**RECORDS TO PROCESS**:
## start
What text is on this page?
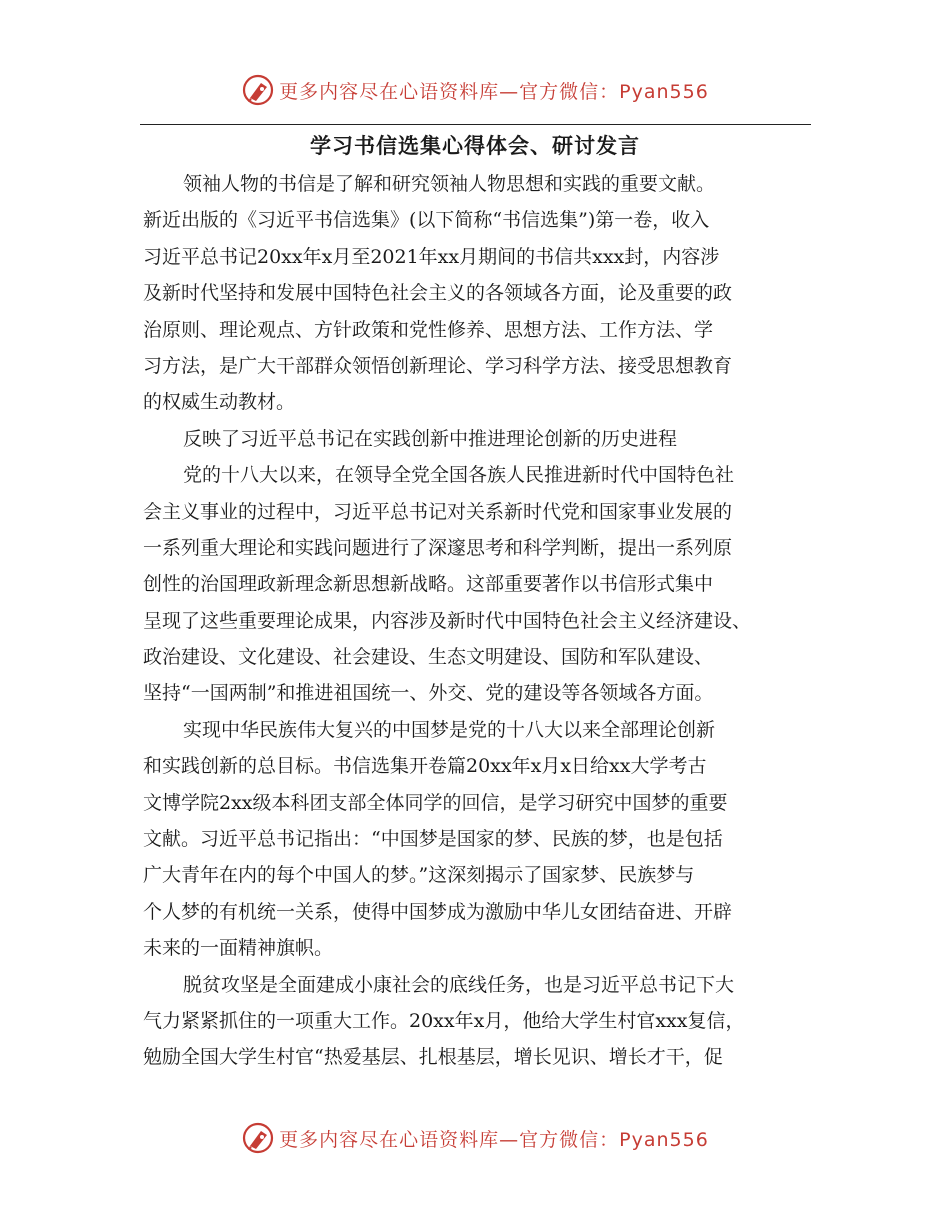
更多内容尽在心语资料库—官方微信：Pyan556
学习书信选集心得体会、研讨发言
领袖人物的书信是了解和研究领袖人物思想和实践的重要文献。
新近出版的《习近平书信选集》(以下简称“书信选集”)第一卷，收入
习近平总书记20xx年x月至2021年xx月期间的书信共xxx封，内容涉
及新时代坚持和发展中国特色社会主义的各领域各方面，论及重要的政
治原则、理论观点、方针政策和党性修养、思想方法、工作方法、学
习方法，是广大干部群众领悟创新理论、学习科学方法、接受思想教育
的权威生动教材。
反映了习近平总书记在实践创新中推进理论创新的历史进程
党的十八大以来，在领导全党全国各族人民推进新时代中国特色社
会主义事业的过程中，习近平总书记对关系新时代党和国家事业发展的
一系列重大理论和实践问题进行了深邃思考和科学判断，提出一系列原
创性的治国理政新理念新思想新战略。这部重要著作以书信形式集中
呈现了这些重要理论成果，内容涉及新时代中国特色社会主义经济建设、
政治建设、文化建设、社会建设、生态文明建设、国防和军队建设、
坚持“一国两制”和推进祖国统一、外交、党的建设等各领域各方面。
实现中华民族伟大复兴的中国梦是党的十八大以来全部理论创新
和实践创新的总目标。书信选集开卷篇20xx年x月x日给xx大学考古
文博学院2xx级本科团支部全体同学的回信，是学习研究中国梦的重要
文献。习近平总书记指出：“中国梦是国家的梦、民族的梦，也是包括
广大青年在内的每个中国人的梦。”这深刻揭示了国家梦、民族梦与
个人梦的有机统一关系，使得中国梦成为激励中华儿女团结奋进、开辟
未来的一面精神旗帜。
脱贫攻坚是全面建成小康社会的底线任务，也是习近平总书记下大
气力紧紧抓住的一项重大工作。20xx年x月，他给大学生村官xxx复信，
勉励全国大学生村官“热爱基层、扎根基层，增长见识、增长才干，促
更多内容尽在心语资料库—官方微信：Pyan556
## end
**WHAT YOU HAVE TO DO**: Except for the pictures, print the data above exactly.

**WRITTEN RESPONSE**:
What text is on this page?
更多内容尽在心语资料库—官方微信：Pyan556
学习书信选集心得体会、研讨发言
领袖人物的书信是了解和研究领袖人物思想和实践的重要文献。
新近出版的《习近平书信选集》(以下简称“书信选集”)第一卷，收入
习近平总书记20xx年x月至2021年xx月期间的书信共xxx封，内容涉
及新时代坚持和发展中国特色社会主义的各领域各方面，论及重要的政
治原则、理论观点、方针政策和党性修养、思想方法、工作方法、学
习方法，是广大干部群众领悟创新理论、学习科学方法、接受思想教育
的权威生动教材。
反映了习近平总书记在实践创新中推进理论创新的历史进程
党的十八大以来，在领导全党全国各族人民推进新时代中国特色社
会主义事业的过程中，习近平总书记对关系新时代党和国家事业发展的
一系列重大理论和实践问题进行了深邃思考和科学判断，提出一系列原
创性的治国理政新理念新思想新战略。这部重要著作以书信形式集中
呈现了这些重要理论成果，内容涉及新时代中国特色社会主义经济建设、
政治建设、文化建设、社会建设、生态文明建设、国防和军队建设、
坚持“一国两制”和推进祖国统一、外交、党的建设等各领域各方面。
实现中华民族伟大复兴的中国梦是党的十八大以来全部理论创新
和实践创新的总目标。书信选集开卷篇20xx年x月x日给xx大学考古
文博学院2xx级本科团支部全体同学的回信，是学习研究中国梦的重要
文献。习近平总书记指出：“中国梦是国家的梦、民族的梦，也是包括
广大青年在内的每个中国人的梦。”这深刻揭示了国家梦、民族梦与
个人梦的有机统一关系，使得中国梦成为激励中华儿女团结奋进、开辟
未来的一面精神旗帜。
脱贫攻坚是全面建成小康社会的底线任务，也是习近平总书记下大
气力紧紧抓住的一项重大工作。20xx年x月，他给大学生村官xxx复信，
勉励全国大学生村官“热爱基层、扎根基层，增长见识、增长才干，促
更多内容尽在心语资料库—官方微信：Pyan556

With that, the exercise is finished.